AIM: Check every line below for the word "ylabel" and give only the number of lines where it appears.
— Start RECORD SET —
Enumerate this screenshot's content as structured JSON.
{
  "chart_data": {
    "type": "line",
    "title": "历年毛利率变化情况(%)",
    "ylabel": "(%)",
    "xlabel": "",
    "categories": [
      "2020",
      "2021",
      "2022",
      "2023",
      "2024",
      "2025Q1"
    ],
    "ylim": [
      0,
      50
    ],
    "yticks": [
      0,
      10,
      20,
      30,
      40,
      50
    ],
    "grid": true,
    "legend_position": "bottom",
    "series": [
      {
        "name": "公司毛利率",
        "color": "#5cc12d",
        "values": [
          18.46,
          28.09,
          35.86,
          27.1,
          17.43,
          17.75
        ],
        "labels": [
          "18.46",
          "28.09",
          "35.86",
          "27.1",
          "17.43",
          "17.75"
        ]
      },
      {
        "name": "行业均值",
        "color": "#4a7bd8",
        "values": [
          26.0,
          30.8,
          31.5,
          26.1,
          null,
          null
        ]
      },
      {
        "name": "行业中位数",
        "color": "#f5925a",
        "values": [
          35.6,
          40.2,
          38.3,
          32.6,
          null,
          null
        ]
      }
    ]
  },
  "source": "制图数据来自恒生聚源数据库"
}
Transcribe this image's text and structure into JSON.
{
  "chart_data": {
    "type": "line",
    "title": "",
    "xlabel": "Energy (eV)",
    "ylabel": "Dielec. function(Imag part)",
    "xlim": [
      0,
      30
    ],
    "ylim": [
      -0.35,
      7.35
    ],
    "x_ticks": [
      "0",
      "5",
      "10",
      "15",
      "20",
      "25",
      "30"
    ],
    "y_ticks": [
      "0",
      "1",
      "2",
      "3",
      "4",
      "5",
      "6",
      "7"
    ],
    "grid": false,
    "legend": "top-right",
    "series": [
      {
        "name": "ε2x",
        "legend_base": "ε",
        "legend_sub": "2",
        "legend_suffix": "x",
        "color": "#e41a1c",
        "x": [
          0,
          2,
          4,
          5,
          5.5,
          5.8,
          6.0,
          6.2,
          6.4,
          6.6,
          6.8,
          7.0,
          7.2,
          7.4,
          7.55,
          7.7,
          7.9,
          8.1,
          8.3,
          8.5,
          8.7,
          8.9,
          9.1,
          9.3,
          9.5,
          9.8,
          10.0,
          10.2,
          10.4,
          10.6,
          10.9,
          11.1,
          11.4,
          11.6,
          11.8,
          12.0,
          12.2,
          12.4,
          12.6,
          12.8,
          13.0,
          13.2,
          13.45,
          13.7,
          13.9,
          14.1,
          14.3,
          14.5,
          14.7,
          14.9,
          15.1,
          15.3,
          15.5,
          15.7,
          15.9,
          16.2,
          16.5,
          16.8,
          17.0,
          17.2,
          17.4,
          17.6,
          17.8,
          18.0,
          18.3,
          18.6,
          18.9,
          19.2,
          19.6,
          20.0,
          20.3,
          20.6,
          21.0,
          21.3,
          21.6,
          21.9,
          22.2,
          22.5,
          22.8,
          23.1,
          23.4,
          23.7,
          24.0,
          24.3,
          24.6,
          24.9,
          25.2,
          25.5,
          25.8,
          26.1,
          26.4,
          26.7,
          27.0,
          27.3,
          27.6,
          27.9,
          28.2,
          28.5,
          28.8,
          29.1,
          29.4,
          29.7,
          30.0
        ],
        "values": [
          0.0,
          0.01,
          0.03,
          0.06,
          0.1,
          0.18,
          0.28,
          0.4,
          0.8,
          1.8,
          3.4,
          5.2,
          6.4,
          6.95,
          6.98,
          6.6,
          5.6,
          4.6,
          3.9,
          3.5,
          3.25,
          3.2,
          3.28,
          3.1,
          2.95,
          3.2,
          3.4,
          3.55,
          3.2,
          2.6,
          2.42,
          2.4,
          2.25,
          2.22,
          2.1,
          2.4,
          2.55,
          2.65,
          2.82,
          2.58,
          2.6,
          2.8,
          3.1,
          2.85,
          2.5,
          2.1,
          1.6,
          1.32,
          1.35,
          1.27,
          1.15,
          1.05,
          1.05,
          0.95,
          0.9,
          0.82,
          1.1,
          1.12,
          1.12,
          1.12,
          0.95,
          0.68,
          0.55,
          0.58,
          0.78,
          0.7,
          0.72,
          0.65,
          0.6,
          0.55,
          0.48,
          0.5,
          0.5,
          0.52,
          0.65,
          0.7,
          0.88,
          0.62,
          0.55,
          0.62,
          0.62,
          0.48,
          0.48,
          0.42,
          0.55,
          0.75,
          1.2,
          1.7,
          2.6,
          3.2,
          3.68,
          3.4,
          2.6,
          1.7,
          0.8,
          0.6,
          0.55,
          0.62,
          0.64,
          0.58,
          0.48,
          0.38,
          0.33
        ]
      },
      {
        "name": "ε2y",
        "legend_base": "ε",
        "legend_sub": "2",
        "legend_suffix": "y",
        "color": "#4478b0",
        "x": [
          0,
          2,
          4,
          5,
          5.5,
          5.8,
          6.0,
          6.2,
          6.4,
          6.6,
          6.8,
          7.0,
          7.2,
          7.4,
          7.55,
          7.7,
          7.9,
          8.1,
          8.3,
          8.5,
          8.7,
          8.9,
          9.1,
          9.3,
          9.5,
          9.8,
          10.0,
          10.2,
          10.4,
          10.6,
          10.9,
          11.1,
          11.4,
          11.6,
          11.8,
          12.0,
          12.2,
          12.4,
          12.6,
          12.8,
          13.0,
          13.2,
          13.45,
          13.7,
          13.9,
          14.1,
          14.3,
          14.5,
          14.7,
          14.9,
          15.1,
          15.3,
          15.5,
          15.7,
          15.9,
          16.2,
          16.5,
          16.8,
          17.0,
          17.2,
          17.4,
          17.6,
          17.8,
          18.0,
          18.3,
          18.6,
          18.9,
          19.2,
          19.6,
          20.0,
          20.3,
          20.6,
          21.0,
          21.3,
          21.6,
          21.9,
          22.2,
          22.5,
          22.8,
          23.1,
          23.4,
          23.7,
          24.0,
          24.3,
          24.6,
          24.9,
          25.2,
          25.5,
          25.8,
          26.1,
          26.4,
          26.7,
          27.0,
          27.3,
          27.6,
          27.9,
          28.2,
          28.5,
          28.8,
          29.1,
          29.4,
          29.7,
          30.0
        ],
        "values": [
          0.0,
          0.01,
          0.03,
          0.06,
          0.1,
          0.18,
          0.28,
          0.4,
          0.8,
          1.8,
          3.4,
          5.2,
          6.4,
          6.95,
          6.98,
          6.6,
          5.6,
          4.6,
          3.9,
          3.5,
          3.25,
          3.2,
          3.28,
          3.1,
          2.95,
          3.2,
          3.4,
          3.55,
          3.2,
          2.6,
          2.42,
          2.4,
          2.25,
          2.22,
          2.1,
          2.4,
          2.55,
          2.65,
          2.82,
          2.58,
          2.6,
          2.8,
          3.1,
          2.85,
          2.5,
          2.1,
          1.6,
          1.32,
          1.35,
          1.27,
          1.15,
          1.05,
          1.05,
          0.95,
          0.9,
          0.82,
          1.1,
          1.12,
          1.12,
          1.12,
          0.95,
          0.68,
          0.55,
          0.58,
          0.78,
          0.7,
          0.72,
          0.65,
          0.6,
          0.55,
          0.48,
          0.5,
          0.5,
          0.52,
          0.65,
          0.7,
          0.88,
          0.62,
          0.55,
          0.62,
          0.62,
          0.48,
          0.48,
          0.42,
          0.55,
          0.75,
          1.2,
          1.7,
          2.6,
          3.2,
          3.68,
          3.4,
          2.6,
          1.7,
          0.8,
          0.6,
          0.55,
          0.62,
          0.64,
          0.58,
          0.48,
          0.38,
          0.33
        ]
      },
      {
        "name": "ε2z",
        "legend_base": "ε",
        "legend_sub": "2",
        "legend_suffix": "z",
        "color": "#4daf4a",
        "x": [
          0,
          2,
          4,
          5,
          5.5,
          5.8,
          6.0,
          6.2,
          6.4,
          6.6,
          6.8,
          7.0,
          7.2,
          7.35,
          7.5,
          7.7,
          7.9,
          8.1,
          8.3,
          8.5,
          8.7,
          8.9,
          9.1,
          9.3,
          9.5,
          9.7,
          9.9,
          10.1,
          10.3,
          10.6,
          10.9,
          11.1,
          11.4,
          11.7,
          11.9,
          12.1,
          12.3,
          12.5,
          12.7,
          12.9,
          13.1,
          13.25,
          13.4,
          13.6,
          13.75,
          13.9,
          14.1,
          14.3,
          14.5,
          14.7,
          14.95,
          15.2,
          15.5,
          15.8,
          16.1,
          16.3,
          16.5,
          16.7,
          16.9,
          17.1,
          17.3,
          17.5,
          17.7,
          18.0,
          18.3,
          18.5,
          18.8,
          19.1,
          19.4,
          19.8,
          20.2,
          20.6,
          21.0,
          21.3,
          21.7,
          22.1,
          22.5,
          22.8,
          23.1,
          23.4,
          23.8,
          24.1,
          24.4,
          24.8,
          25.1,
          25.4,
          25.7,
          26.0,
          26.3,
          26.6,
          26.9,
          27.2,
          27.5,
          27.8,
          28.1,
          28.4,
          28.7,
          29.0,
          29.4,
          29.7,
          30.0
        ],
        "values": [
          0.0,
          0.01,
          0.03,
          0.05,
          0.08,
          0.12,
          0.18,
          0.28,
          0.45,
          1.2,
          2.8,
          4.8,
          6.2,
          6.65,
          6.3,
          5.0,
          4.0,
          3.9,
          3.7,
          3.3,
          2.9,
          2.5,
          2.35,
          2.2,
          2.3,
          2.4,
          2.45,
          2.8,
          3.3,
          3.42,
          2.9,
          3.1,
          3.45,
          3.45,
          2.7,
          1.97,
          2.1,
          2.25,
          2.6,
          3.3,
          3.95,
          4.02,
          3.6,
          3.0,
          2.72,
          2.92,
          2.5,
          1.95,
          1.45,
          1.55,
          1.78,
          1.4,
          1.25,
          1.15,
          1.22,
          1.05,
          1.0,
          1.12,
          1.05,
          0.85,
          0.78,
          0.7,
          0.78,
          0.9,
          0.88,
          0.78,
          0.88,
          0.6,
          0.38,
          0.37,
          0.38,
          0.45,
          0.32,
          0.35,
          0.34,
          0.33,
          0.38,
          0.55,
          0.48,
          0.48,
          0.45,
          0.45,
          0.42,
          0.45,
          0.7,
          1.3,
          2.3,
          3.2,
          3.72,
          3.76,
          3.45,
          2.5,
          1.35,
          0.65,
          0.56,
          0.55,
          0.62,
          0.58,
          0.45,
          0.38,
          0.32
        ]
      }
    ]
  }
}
— End RECORD SET —
COMPLETE RESPONSE: 2